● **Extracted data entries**
· · · ·

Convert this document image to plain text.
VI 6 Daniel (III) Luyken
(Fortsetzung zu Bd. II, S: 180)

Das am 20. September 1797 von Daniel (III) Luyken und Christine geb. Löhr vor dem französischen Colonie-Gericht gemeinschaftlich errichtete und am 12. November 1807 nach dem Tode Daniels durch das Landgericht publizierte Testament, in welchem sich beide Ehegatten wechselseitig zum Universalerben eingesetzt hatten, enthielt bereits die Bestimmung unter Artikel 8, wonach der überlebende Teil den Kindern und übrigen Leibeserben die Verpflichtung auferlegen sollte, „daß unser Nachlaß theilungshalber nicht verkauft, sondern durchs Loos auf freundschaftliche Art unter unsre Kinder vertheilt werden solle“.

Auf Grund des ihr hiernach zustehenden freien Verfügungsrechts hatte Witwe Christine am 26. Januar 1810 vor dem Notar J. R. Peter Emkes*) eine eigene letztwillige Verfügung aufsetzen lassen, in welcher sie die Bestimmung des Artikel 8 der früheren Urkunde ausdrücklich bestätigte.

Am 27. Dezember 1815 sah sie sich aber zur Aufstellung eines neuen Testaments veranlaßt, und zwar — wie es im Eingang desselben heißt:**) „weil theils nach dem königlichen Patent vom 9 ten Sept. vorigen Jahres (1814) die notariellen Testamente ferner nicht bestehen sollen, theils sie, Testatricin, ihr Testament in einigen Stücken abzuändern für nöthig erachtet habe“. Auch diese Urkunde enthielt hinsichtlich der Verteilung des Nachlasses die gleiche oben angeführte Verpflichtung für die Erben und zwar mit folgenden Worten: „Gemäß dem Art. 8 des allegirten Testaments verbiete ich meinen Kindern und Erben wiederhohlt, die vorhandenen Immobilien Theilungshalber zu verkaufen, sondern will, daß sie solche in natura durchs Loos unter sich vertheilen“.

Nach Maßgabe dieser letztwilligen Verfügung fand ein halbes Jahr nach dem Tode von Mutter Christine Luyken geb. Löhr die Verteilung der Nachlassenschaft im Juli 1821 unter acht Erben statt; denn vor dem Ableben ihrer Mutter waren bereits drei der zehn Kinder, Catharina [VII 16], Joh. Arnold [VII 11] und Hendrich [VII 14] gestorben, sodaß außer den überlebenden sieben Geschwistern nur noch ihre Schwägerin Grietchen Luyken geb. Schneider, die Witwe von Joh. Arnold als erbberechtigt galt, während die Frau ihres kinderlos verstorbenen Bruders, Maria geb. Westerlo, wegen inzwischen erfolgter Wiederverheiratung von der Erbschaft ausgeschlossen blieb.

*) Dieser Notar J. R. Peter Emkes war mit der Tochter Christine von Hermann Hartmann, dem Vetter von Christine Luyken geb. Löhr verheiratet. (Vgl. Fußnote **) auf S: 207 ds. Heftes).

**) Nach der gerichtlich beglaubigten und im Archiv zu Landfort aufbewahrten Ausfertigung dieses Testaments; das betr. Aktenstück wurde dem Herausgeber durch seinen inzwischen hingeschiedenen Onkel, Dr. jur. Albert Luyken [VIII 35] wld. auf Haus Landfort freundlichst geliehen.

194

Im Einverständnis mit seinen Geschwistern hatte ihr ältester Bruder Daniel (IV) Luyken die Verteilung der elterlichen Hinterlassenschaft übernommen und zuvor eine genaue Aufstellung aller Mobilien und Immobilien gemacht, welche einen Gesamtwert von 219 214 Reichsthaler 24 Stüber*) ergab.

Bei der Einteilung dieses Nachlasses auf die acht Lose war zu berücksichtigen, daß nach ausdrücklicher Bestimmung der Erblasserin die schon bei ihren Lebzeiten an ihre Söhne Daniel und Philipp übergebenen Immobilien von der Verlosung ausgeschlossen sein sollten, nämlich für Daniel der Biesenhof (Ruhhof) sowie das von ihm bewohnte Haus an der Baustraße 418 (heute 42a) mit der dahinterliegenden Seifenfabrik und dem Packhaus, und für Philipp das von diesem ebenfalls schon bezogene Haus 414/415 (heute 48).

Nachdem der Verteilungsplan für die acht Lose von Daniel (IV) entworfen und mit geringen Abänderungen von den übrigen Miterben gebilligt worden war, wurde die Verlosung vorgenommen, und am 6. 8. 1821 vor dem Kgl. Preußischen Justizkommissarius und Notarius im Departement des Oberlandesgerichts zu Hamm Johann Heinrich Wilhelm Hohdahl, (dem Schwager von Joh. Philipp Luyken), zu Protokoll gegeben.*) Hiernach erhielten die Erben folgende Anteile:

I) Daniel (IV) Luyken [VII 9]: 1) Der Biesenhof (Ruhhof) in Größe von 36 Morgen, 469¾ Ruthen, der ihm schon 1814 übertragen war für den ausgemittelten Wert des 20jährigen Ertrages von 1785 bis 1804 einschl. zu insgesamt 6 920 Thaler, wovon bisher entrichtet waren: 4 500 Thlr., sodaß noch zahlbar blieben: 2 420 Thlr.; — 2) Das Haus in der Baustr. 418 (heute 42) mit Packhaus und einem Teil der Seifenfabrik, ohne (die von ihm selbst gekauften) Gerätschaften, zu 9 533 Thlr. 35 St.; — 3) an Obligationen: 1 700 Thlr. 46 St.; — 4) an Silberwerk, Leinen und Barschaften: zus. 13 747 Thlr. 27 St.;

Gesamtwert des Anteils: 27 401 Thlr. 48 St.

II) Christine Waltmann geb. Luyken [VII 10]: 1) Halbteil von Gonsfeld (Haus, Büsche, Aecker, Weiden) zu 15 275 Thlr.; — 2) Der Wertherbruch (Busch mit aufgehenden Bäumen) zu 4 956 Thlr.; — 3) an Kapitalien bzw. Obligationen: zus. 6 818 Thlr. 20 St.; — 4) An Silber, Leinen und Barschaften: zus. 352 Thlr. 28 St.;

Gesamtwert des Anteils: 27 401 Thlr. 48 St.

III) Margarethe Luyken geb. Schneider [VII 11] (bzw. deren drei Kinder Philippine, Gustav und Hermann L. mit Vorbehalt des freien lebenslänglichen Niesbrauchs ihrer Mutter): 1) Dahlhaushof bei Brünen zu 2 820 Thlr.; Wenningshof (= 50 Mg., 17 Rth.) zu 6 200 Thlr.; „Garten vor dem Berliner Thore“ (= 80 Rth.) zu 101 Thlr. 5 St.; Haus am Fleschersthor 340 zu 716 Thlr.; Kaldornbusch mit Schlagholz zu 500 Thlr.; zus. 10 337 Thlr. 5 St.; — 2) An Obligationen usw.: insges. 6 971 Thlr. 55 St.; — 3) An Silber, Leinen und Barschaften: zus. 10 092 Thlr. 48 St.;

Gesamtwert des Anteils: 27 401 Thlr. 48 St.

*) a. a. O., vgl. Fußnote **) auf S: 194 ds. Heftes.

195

· · · ·

● **Work instructions**
Your response must repeat the entries above exactly, in full.

● **Exercise solution**
Convert this document image to plain text.
VI 6 Daniel (III) Luyken
(Fortsetzung zu Bd. II, S: 180)

Das am 20. September 1797 von Daniel (III) Luyken und Christine geb. Löhr vor dem französischen Colonie-Gericht gemeinschaftlich errichtete und am 12. November 1807 nach dem Tode Daniels durch das Landgericht publizierte Testament, in welchem sich beide Ehegatten wechselseitig zum Universalerben eingesetzt hatten, enthielt bereits die Bestimmung unter Artikel 8, wonach der überlebende Teil den Kindern und übrigen Leibeserben die Verpflichtung auferlegen sollte, „daß unser Nachlaß theilungshalber nicht verkauft, sondern durchs Loos auf freundschaftliche Art unter unsre Kinder vertheilt werden solle“.

Auf Grund des ihr hiernach zustehenden freien Verfügungsrechts hatte Witwe Christine am 26. Januar 1810 vor dem Notar J. R. Peter Emkes*) eine eigene letztwillige Verfügung aufsetzen lassen, in welcher sie die Bestimmung des Artikel 8 der früheren Urkunde ausdrücklich bestätigte.

Am 27. Dezember 1815 sah sie sich aber zur Aufstellung eines neuen Testaments veranlaßt, und zwar — wie es im Eingang desselben heißt:**) „weil theils nach dem königlichen Patent vom 9 ten Sept. vorigen Jahres (1814) die notariellen Testamente ferner nicht bestehen sollen, theils sie, Testatricin, ihr Testament in einigen Stücken abzuändern für nöthig erachtet habe“. Auch diese Urkunde enthielt hinsichtlich der Verteilung des Nachlasses die gleiche oben angeführte Verpflichtung für die Erben und zwar mit folgenden Worten: „Gemäß dem Art. 8 des allegirten Testaments verbiete ich meinen Kindern und Erben wiederhohlt, die vorhandenen Immobilien Theilungshalber zu verkaufen, sondern will, daß sie solche in natura durchs Loos unter sich vertheilen“.

Nach Maßgabe dieser letztwilligen Verfügung fand ein halbes Jahr nach dem Tode von Mutter Christine Luyken geb. Löhr die Verteilung der Nachlassenschaft im Juli 1821 unter acht Erben statt; denn vor dem Ableben ihrer Mutter waren bereits drei der zehn Kinder, Catharina [VII 16], Joh. Arnold [VII 11] und Hendrich [VII 14] gestorben, sodaß außer den überlebenden sieben Geschwistern nur noch ihre Schwägerin Grietchen Luyken geb. Schneider, die Witwe von Joh. Arnold als erbberechtigt galt, während die Frau ihres kinderlos verstorbenen Bruders, Maria geb. Westerlo, wegen inzwischen erfolgter Wiederverheiratung von der Erbschaft ausgeschlossen blieb.

*) Dieser Notar J. R. Peter Emkes war mit der Tochter Christine von Hermann Hartmann, dem Vetter von Christine Luyken geb. Löhr verheiratet. (Vgl. Fußnote **) auf S: 207 ds. Heftes).

**) Nach der gerichtlich beglaubigten und im Archiv zu Landfort aufbewahrten Ausfertigung dieses Testaments; das betr. Aktenstück wurde dem Herausgeber durch seinen inzwischen hingeschiedenen Onkel, Dr. jur. Albert Luyken [VIII 35] wld. auf Haus Landfort freundlichst geliehen.

194

Im Einverständnis mit seinen Geschwistern hatte ihr ältester Bruder Daniel (IV) Luyken die Verteilung der elterlichen Hinterlassenschaft übernommen und zuvor eine genaue Aufstellung aller Mobilien und Immobilien gemacht, welche einen Gesamtwert von 219 214 Reichsthaler 24 Stüber*) ergab.

Bei der Einteilung dieses Nachlasses auf die acht Lose war zu berücksichtigen, daß nach ausdrücklicher Bestimmung der Erblasserin die schon bei ihren Lebzeiten an ihre Söhne Daniel und Philipp übergebenen Immobilien von der Verlosung ausgeschlossen sein sollten, nämlich für Daniel der Biesenhof (Ruhhof) sowie das von ihm bewohnte Haus an der Baustraße 418 (heute 42a) mit der dahinterliegenden Seifenfabrik und dem Packhaus, und für Philipp das von diesem ebenfalls schon bezogene Haus 414/415 (heute 48).

Nachdem der Verteilungsplan für die acht Lose von Daniel (IV) entworfen und mit geringen Abänderungen von den übrigen Miterben gebilligt worden war, wurde die Verlosung vorgenommen, und am 6. 8. 1821 vor dem Kgl. Preußischen Justizkommissarius und Notarius im Departement des Oberlandesgerichts zu Hamm Johann Heinrich Wilhelm Hohdahl, (dem Schwager von Joh. Philipp Luyken), zu Protokoll gegeben.*) Hiernach erhielten die Erben folgende Anteile:

I) Daniel (IV) Luyken [VII 9]: 1) Der Biesenhof (Ruhhof) in Größe von 36 Morgen, 469¾ Ruthen, der ihm schon 1814 übertragen war für den ausgemittelten Wert des 20jährigen Ertrages von 1785 bis 1804 einschl. zu insgesamt 6 920 Thaler, wovon bisher entrichtet waren: 4 500 Thlr., sodaß noch zahlbar blieben: 2 420 Thlr.; — 2) Das Haus in der Baustr. 418 (heute 42) mit Packhaus und einem Teil der Seifenfabrik, ohne (die von ihm selbst gekauften) Gerätschaften, zu 9 533 Thlr. 35 St.; — 3) an Obligationen: 1 700 Thlr. 46 St.; — 4) an Silberwerk, Leinen und Barschaften: zus. 13 747 Thlr. 27 St.;

Gesamtwert des Anteils: 27 401 Thlr. 48 St.

II) Christine Waltmann geb. Luyken [VII 10]: 1) Halbteil von Gonsfeld (Haus, Büsche, Aecker, Weiden) zu 15 275 Thlr.; — 2) Der Wertherbruch (Busch mit aufgehenden Bäumen) zu 4 956 Thlr.; — 3) an Kapitalien bzw. Obligationen: zus. 6 818 Thlr. 20 St.; — 4) An Silber, Leinen und Barschaften: zus. 352 Thlr. 28 St.;

Gesamtwert des Anteils: 27 401 Thlr. 48 St.

III) Margarethe Luyken geb. Schneider [VII 11] (bzw. deren drei Kinder Philippine, Gustav und Hermann L. mit Vorbehalt des freien lebenslänglichen Niesbrauchs ihrer Mutter): 1) Dahlhaushof bei Brünen zu 2 820 Thlr.; Wenningshof (= 50 Mg., 17 Rth.) zu 6 200 Thlr.; „Garten vor dem Berliner Thore“ (= 80 Rth.) zu 101 Thlr. 5 St.; Haus am Fleschersthor 340 zu 716 Thlr.; Kaldornbusch mit Schlagholz zu 500 Thlr.; zus. 10 337 Thlr. 5 St.; — 2) An Obligationen usw.: insges. 6 971 Thlr. 55 St.; — 3) An Silber, Leinen und Barschaften: zus. 10 092 Thlr. 48 St.;

Gesamtwert des Anteils: 27 401 Thlr. 48 St.

*) a. a. O., vgl. Fußnote **) auf S: 194 ds. Heftes.

195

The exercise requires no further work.